*DATA EXTRACT*:
————————

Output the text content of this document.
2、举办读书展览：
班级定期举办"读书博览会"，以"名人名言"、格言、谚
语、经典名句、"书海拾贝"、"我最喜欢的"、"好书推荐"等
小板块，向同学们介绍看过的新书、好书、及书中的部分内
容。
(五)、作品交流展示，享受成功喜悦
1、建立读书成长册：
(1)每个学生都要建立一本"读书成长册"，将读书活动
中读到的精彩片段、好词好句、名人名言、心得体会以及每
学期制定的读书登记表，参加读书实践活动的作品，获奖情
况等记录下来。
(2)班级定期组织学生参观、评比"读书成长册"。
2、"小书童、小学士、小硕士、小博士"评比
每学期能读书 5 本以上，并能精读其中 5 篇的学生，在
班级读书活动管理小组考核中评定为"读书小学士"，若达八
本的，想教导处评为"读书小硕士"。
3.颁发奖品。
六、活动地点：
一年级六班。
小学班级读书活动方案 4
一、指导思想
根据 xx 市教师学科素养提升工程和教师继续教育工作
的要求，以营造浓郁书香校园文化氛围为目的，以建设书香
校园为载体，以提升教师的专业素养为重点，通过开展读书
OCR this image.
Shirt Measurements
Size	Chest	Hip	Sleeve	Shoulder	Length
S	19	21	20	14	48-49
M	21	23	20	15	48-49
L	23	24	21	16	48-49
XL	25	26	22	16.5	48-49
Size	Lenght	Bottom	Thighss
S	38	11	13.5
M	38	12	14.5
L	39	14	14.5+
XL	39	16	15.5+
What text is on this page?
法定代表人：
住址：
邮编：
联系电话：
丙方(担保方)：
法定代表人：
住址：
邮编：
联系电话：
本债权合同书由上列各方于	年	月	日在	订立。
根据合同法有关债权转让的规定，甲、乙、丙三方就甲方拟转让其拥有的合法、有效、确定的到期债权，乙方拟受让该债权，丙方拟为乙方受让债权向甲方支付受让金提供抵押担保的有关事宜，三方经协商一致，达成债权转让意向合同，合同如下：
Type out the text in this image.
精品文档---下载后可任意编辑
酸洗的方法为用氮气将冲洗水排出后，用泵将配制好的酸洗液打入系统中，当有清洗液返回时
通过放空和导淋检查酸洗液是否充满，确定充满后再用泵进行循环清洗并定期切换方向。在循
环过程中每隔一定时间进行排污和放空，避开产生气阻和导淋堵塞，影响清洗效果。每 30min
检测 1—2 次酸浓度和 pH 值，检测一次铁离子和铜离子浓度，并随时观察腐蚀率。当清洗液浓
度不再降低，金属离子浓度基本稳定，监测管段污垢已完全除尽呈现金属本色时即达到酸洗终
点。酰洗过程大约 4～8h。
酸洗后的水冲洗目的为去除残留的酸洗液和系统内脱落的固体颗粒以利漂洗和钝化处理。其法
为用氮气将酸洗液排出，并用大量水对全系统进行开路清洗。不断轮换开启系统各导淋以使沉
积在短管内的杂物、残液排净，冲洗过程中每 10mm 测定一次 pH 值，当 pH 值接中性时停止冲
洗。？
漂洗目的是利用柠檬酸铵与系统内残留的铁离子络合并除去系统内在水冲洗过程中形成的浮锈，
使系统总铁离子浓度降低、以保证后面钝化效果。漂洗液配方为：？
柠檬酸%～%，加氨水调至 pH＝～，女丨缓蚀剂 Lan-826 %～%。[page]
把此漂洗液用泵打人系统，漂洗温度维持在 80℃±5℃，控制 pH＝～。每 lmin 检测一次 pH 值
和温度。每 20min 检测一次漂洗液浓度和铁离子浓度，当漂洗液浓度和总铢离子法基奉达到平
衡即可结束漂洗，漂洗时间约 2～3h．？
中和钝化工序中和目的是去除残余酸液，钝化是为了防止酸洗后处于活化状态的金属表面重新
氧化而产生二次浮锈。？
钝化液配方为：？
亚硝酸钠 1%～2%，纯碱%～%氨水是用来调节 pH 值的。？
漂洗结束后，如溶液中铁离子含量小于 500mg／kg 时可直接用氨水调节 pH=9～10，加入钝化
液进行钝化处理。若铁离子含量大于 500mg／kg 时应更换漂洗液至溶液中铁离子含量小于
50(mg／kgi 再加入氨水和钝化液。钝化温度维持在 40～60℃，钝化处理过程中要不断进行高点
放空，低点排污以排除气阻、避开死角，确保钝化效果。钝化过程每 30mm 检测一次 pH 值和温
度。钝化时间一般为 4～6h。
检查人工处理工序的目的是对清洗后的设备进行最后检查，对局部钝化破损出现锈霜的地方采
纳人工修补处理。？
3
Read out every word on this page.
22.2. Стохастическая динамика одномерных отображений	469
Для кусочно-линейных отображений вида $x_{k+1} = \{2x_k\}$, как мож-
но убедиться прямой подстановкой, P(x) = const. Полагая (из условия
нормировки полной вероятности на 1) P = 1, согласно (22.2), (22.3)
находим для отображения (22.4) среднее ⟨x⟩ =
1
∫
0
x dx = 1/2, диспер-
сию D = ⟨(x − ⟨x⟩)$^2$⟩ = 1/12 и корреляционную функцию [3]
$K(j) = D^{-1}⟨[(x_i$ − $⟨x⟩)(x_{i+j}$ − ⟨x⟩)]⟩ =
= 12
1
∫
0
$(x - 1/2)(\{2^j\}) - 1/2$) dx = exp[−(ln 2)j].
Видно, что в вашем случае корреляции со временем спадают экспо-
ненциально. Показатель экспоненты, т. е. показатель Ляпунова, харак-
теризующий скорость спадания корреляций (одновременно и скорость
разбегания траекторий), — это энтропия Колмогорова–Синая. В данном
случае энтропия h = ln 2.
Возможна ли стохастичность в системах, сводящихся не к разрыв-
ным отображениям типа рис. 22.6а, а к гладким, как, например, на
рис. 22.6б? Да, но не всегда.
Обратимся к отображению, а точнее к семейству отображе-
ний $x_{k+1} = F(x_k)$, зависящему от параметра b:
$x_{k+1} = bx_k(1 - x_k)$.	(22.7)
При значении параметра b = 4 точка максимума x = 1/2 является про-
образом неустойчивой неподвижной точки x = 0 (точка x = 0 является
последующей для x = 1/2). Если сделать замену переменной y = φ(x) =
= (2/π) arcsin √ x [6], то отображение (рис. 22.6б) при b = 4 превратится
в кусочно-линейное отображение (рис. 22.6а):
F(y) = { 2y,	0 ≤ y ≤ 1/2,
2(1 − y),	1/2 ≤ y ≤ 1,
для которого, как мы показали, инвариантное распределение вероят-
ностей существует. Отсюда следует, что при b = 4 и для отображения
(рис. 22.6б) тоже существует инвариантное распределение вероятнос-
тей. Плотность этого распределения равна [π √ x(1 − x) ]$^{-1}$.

————————

*DO THIS*: Give the entries again in full, exactly as they are written.

*THE REPLY*:
Output the text content of this document.
2、举办读书展览：
班级定期举办"读书博览会"，以"名人名言"、格言、谚
语、经典名句、"书海拾贝"、"我最喜欢的"、"好书推荐"等
小板块，向同学们介绍看过的新书、好书、及书中的部分内
容。
(五)、作品交流展示，享受成功喜悦
1、建立读书成长册：
(1)每个学生都要建立一本"读书成长册"，将读书活动
中读到的精彩片段、好词好句、名人名言、心得体会以及每
学期制定的读书登记表，参加读书实践活动的作品，获奖情
况等记录下来。
(2)班级定期组织学生参观、评比"读书成长册"。
2、"小书童、小学士、小硕士、小博士"评比
每学期能读书 5 本以上，并能精读其中 5 篇的学生，在
班级读书活动管理小组考核中评定为"读书小学士"，若达八
本的，想教导处评为"读书小硕士"。
3.颁发奖品。
六、活动地点：
一年级六班。
小学班级读书活动方案 4
一、指导思想
根据 xx 市教师学科素养提升工程和教师继续教育工作
的要求，以营造浓郁书香校园文化氛围为目的，以建设书香
校园为载体，以提升教师的专业素养为重点，通过开展读书
OCR this image.
Shirt Measurements
Size	Chest	Hip	Sleeve	Shoulder	Length
S	19	21	20	14	48-49
M	21	23	20	15	48-49
L	23	24	21	16	48-49
XL	25	26	22	16.5	48-49
Size	Lenght	Bottom	Thighss
S	38	11	13.5
M	38	12	14.5
L	39	14	14.5+
XL	39	16	15.5+
What text is on this page?
法定代表人：
住址：
邮编：
联系电话：
丙方(担保方)：
法定代表人：
住址：
邮编：
联系电话：
本债权合同书由上列各方于	年	月	日在	订立。
根据合同法有关债权转让的规定，甲、乙、丙三方就甲方拟转让其拥有的合法、有效、确定的到期债权，乙方拟受让该债权，丙方拟为乙方受让债权向甲方支付受让金提供抵押担保的有关事宜，三方经协商一致，达成债权转让意向合同，合同如下：
Type out the text in this image.
精品文档---下载后可任意编辑
酸洗的方法为用氮气将冲洗水排出后，用泵将配制好的酸洗液打入系统中，当有清洗液返回时
通过放空和导淋检查酸洗液是否充满，确定充满后再用泵进行循环清洗并定期切换方向。在循
环过程中每隔一定时间进行排污和放空，避开产生气阻和导淋堵塞，影响清洗效果。每 30min
检测 1—2 次酸浓度和 pH 值，检测一次铁离子和铜离子浓度，并随时观察腐蚀率。当清洗液浓
度不再降低，金属离子浓度基本稳定，监测管段污垢已完全除尽呈现金属本色时即达到酸洗终
点。酰洗过程大约 4～8h。
酸洗后的水冲洗目的为去除残留的酸洗液和系统内脱落的固体颗粒以利漂洗和钝化处理。其法
为用氮气将酸洗液排出，并用大量水对全系统进行开路清洗。不断轮换开启系统各导淋以使沉
积在短管内的杂物、残液排净，冲洗过程中每 10mm 测定一次 pH 值，当 pH 值接中性时停止冲
洗。？
漂洗目的是利用柠檬酸铵与系统内残留的铁离子络合并除去系统内在水冲洗过程中形成的浮锈，
使系统总铁离子浓度降低、以保证后面钝化效果。漂洗液配方为：？
柠檬酸%～%，加氨水调至 pH＝～，女丨缓蚀剂 Lan-826 %～%。[page]
把此漂洗液用泵打人系统，漂洗温度维持在 80℃±5℃，控制 pH＝～。每 lmin 检测一次 pH 值
和温度。每 20min 检测一次漂洗液浓度和铁离子浓度，当漂洗液浓度和总铢离子法基奉达到平
衡即可结束漂洗，漂洗时间约 2～3h．？
中和钝化工序中和目的是去除残余酸液，钝化是为了防止酸洗后处于活化状态的金属表面重新
氧化而产生二次浮锈。？
钝化液配方为：？
亚硝酸钠 1%～2%，纯碱%～%氨水是用来调节 pH 值的。？
漂洗结束后，如溶液中铁离子含量小于 500mg／kg 时可直接用氨水调节 pH=9～10，加入钝化
液进行钝化处理。若铁离子含量大于 500mg／kg 时应更换漂洗液至溶液中铁离子含量小于
50(mg／kgi 再加入氨水和钝化液。钝化温度维持在 40～60℃，钝化处理过程中要不断进行高点
放空，低点排污以排除气阻、避开死角，确保钝化效果。钝化过程每 30mm 检测一次 pH 值和温
度。钝化时间一般为 4～6h。
检查人工处理工序的目的是对清洗后的设备进行最后检查，对局部钝化破损出现锈霜的地方采
纳人工修补处理。？
3
Read out every word on this page.
22.2. Стохастическая динамика одномерных отображений	469
Для кусочно-линейных отображений вида $x_{k+1} = \{2x_k\}$, как мож-
но убедиться прямой подстановкой, P(x) = const. Полагая (из условия
нормировки полной вероятности на 1) P = 1, согласно (22.2), (22.3)
находим для отображения (22.4) среднее ⟨x⟩ =
1
∫
0
x dx = 1/2, диспер-
сию D = ⟨(x − ⟨x⟩)$^2$⟩ = 1/12 и корреляционную функцию [3]
$K(j) = D^{-1}⟨[(x_i$ − $⟨x⟩)(x_{i+j}$ − ⟨x⟩)]⟩ =
= 12
1
∫
0
$(x - 1/2)(\{2^j\}) - 1/2$) dx = exp[−(ln 2)j].
Видно, что в вашем случае корреляции со временем спадают экспо-
ненциально. Показатель экспоненты, т. е. показатель Ляпунова, харак-
теризующий скорость спадания корреляций (одновременно и скорость
разбегания траекторий), — это энтропия Колмогорова–Синая. В данном
случае энтропия h = ln 2.
Возможна ли стохастичность в системах, сводящихся не к разрыв-
ным отображениям типа рис. 22.6а, а к гладким, как, например, на
рис. 22.6б? Да, но не всегда.
Обратимся к отображению, а точнее к семейству отображе-
ний $x_{k+1} = F(x_k)$, зависящему от параметра b:
$x_{k+1} = bx_k(1 - x_k)$.	(22.7)
При значении параметра b = 4 точка максимума x = 1/2 является про-
образом неустойчивой неподвижной точки x = 0 (точка x = 0 является
последующей для x = 1/2). Если сделать замену переменной y = φ(x) =
= (2/π) arcsin √ x [6], то отображение (рис. 22.6б) при b = 4 превратится
в кусочно-линейное отображение (рис. 22.6а):
F(y) = { 2y,	0 ≤ y ≤ 1/2,
2(1 − y),	1/2 ≤ y ≤ 1,
для которого, как мы показали, инвариантное распределение вероят-
ностей существует. Отсюда следует, что при b = 4 и для отображения
(рис. 22.6б) тоже существует инвариантное распределение вероятнос-
тей. Плотность этого распределения равна [π √ x(1 − x) ]$^{-1}$.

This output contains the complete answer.